▸ TASK DETAILS
Please give, as a numbered list, the lines in the rows below, beginning at the line that has "x-tick-label: 0.2 (254, 393, 275, 408)" and stopping after the line that has "legend-box (72, 20, 276, 70)". Leave out any blank lines.

▸ Records excerpted from a collection
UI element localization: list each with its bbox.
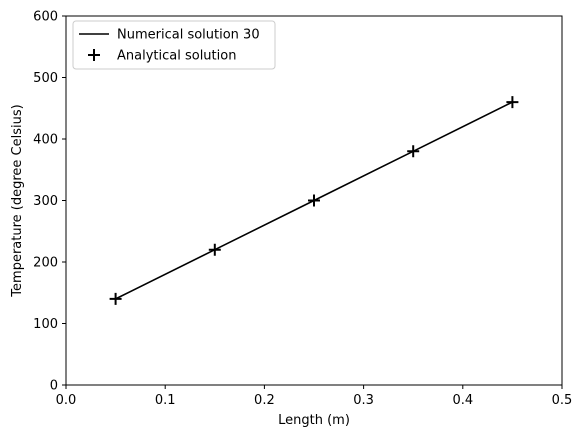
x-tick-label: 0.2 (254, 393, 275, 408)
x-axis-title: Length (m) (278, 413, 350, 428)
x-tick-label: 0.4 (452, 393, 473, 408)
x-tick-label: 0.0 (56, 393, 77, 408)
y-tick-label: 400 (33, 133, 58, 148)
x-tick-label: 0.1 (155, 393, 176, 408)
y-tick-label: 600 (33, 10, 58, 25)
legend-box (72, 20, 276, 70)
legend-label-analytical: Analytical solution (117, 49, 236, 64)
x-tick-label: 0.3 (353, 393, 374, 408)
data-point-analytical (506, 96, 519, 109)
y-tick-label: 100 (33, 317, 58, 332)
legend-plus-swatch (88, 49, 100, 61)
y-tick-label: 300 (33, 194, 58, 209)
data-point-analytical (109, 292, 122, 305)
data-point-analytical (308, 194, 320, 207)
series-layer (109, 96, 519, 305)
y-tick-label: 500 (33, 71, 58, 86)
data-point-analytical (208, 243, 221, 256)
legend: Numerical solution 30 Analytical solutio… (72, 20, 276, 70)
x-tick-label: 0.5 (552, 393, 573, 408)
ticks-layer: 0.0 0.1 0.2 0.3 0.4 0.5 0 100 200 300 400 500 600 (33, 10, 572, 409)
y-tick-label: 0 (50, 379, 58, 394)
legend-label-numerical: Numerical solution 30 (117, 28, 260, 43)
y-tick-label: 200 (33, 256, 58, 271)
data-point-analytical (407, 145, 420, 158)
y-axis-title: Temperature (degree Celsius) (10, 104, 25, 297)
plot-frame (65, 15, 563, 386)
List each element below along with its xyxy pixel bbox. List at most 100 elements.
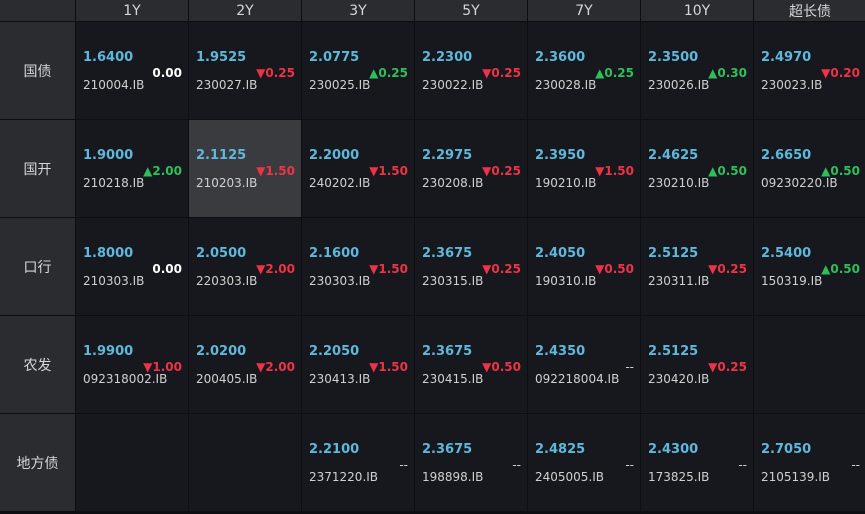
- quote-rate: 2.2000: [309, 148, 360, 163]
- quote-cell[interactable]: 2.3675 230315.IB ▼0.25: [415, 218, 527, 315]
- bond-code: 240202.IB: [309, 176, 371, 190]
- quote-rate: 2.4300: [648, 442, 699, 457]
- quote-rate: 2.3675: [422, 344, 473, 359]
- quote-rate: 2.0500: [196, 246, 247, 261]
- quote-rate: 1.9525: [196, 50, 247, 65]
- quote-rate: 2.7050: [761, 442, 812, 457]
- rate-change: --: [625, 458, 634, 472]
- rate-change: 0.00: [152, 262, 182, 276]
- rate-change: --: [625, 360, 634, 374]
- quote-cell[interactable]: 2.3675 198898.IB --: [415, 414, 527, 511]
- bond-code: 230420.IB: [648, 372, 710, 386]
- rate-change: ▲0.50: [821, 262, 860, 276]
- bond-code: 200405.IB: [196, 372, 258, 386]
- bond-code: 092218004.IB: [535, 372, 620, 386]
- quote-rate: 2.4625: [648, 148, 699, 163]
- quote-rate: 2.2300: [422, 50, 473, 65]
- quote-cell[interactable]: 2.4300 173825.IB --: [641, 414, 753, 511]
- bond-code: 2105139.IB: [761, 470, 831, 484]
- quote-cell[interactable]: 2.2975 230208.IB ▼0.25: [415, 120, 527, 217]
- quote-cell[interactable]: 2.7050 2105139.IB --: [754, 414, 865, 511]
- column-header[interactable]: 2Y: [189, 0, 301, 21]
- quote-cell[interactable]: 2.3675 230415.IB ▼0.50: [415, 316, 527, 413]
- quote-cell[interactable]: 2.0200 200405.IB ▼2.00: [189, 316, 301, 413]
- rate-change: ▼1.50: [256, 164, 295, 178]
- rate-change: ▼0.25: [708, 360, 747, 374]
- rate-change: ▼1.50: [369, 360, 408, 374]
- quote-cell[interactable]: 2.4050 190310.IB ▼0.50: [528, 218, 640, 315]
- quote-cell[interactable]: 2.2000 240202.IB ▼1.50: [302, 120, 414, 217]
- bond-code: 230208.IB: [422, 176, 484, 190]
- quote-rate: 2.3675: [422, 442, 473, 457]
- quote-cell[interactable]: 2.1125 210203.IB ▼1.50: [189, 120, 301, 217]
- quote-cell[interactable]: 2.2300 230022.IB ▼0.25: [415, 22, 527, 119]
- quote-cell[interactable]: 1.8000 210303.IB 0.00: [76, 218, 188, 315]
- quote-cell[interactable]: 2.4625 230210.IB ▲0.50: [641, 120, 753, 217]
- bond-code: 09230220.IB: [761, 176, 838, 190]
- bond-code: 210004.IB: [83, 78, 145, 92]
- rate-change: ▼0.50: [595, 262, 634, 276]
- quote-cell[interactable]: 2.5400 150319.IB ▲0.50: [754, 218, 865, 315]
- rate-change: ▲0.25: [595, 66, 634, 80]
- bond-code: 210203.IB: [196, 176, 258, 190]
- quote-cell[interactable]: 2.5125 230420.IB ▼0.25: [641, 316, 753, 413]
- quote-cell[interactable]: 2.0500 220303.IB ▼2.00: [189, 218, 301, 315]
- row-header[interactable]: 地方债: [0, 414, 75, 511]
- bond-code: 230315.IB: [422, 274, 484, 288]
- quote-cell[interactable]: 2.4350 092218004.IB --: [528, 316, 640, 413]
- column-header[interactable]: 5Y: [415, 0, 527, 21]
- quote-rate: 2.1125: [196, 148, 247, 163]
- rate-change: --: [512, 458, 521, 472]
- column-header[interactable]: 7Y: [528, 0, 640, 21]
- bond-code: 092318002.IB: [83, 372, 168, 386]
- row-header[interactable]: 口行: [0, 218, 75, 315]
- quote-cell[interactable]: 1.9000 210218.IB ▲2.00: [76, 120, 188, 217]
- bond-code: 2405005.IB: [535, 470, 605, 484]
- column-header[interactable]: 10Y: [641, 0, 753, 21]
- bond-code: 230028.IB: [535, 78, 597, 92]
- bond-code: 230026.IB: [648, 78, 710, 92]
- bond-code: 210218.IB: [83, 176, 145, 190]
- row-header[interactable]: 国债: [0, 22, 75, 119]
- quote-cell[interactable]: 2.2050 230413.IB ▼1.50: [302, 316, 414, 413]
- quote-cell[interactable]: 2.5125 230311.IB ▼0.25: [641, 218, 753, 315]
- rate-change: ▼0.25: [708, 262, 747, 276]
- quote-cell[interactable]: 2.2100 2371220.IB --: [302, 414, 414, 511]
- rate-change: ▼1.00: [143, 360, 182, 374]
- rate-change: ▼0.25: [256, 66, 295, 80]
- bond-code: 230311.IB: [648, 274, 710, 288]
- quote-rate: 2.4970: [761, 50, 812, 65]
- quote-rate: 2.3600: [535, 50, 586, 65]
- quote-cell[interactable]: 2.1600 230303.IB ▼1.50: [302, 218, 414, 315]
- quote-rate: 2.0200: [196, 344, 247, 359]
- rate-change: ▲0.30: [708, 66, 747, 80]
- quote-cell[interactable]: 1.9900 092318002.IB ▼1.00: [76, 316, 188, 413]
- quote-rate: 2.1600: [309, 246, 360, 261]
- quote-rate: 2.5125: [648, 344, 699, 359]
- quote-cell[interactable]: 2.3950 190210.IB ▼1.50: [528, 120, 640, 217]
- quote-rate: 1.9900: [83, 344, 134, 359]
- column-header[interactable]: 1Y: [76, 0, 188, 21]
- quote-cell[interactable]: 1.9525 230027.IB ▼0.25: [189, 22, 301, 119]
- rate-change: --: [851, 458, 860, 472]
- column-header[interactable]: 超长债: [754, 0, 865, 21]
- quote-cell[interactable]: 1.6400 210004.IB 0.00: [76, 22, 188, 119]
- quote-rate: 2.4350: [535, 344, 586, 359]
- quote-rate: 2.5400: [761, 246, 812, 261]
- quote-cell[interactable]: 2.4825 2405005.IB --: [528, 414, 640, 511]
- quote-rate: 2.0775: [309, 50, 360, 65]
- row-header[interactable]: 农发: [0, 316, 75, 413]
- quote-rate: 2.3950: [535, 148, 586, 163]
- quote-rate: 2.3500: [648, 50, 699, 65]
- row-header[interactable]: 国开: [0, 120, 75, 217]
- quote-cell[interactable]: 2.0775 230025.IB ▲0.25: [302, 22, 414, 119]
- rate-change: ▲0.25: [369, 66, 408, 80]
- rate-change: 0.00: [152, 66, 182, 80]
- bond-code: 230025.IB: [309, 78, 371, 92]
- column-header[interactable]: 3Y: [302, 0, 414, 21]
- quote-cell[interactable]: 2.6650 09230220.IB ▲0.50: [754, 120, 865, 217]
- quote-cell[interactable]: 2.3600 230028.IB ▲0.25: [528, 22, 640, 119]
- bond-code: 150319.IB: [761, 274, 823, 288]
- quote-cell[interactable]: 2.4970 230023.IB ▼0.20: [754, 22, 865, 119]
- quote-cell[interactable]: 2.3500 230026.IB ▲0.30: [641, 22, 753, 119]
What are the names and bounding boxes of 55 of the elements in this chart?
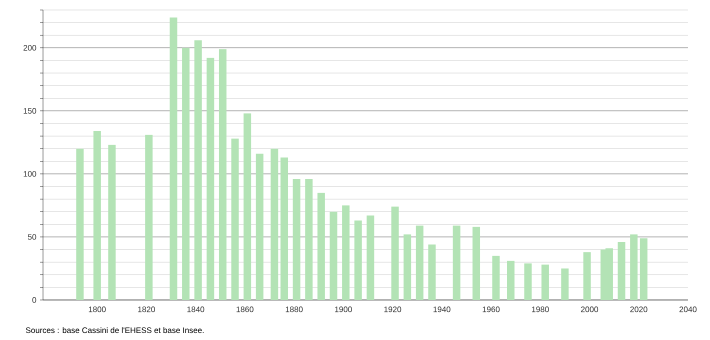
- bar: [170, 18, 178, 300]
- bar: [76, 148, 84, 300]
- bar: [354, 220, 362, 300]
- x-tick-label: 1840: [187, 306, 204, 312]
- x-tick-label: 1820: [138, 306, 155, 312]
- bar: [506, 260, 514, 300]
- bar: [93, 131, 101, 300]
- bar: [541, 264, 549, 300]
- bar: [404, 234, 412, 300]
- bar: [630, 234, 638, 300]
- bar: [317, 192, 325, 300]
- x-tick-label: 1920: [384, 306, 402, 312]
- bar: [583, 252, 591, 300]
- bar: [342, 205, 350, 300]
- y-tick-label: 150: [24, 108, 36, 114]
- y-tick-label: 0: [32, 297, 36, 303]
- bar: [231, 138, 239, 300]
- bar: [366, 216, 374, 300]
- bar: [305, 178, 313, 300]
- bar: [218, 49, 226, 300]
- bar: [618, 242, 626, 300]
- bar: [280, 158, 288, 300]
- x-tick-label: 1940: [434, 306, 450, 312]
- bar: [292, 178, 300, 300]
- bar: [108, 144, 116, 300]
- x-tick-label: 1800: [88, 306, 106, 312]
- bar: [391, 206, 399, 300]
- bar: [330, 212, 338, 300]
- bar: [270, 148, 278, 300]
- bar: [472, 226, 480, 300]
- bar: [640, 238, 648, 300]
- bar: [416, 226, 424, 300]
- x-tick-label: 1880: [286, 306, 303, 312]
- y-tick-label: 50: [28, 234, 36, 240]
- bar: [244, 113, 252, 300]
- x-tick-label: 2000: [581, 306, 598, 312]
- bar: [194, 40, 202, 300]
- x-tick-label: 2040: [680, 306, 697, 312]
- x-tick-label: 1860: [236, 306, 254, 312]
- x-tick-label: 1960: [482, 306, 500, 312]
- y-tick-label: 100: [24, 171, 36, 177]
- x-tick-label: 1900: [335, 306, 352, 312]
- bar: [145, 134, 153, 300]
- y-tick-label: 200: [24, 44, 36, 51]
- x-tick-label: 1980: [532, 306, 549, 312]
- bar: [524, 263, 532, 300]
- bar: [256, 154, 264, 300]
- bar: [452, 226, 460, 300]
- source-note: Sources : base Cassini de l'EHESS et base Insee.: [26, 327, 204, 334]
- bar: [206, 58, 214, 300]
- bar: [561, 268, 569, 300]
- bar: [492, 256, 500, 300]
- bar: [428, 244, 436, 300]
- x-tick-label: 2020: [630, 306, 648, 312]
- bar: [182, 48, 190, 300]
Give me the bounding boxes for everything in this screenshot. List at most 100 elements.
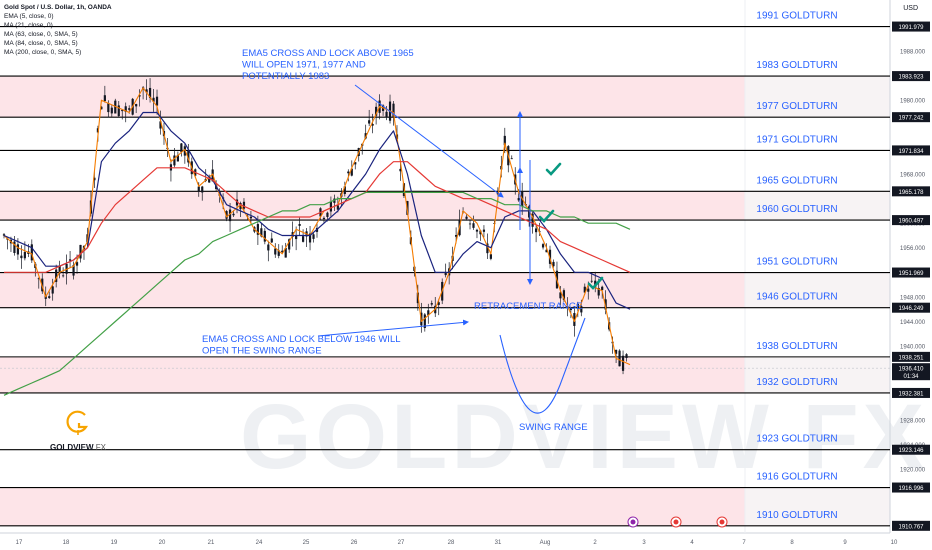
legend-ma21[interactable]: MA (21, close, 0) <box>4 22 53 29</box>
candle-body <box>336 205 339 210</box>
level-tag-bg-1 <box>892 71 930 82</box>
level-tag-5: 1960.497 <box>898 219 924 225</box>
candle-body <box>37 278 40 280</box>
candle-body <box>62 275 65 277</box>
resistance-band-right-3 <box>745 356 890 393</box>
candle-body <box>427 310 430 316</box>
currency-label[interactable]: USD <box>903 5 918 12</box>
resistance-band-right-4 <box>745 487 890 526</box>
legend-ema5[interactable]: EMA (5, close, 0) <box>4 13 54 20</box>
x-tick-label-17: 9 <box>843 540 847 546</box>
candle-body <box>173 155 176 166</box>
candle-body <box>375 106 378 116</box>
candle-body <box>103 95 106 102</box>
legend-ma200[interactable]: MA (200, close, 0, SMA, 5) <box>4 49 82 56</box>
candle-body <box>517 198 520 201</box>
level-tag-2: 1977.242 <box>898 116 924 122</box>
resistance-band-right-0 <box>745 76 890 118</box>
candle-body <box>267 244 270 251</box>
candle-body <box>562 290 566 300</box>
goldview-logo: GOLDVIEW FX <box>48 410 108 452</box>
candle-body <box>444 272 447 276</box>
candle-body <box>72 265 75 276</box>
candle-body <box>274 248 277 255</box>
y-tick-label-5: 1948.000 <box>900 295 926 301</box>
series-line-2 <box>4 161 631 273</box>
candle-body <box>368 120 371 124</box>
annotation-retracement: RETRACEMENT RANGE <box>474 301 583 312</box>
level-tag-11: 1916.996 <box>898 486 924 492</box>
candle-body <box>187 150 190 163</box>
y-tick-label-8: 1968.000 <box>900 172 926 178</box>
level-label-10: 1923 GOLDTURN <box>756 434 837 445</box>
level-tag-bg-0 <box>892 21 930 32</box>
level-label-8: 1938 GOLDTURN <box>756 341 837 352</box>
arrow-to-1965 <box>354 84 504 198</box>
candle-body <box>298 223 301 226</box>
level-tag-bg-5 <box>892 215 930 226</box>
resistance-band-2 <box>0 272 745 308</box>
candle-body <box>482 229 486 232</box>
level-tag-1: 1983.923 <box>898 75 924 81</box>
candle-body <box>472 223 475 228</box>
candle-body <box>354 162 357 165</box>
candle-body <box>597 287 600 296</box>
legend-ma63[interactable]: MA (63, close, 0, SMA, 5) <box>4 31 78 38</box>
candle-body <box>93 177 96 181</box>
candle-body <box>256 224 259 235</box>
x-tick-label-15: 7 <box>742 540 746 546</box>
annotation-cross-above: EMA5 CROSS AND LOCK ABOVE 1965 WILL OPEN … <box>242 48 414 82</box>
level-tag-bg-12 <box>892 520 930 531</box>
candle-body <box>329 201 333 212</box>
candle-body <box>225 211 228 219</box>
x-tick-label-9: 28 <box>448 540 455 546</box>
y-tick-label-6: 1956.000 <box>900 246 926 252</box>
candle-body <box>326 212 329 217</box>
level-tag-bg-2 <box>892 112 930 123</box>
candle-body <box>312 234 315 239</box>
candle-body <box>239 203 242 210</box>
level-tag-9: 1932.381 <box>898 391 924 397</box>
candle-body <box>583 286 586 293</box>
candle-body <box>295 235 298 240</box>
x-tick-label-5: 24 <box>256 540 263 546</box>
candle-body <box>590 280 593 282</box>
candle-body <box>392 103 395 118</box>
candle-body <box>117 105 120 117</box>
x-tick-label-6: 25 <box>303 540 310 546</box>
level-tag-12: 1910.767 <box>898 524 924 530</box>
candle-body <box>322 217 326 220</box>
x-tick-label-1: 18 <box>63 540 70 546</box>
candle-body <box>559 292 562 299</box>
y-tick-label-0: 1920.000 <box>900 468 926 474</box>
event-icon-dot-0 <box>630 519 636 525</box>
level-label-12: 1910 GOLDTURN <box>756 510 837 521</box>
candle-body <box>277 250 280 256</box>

▸ SOLUTION FOR THIS PROBLEM
1. x-tick-label: 0.2 (254, 393, 275, 408)
2. x-axis-title: Length (m) (278, 413, 350, 428)
3. x-tick-label: 0.4 (452, 393, 473, 408)
4. x-tick-label: 0.0 (56, 393, 77, 408)
5. y-tick-label: 400 (33, 133, 58, 148)
6. x-tick-label: 0.1 (155, 393, 176, 408)
7. y-tick-label: 600 (33, 10, 58, 25)
8. legend-box (72, 20, 276, 70)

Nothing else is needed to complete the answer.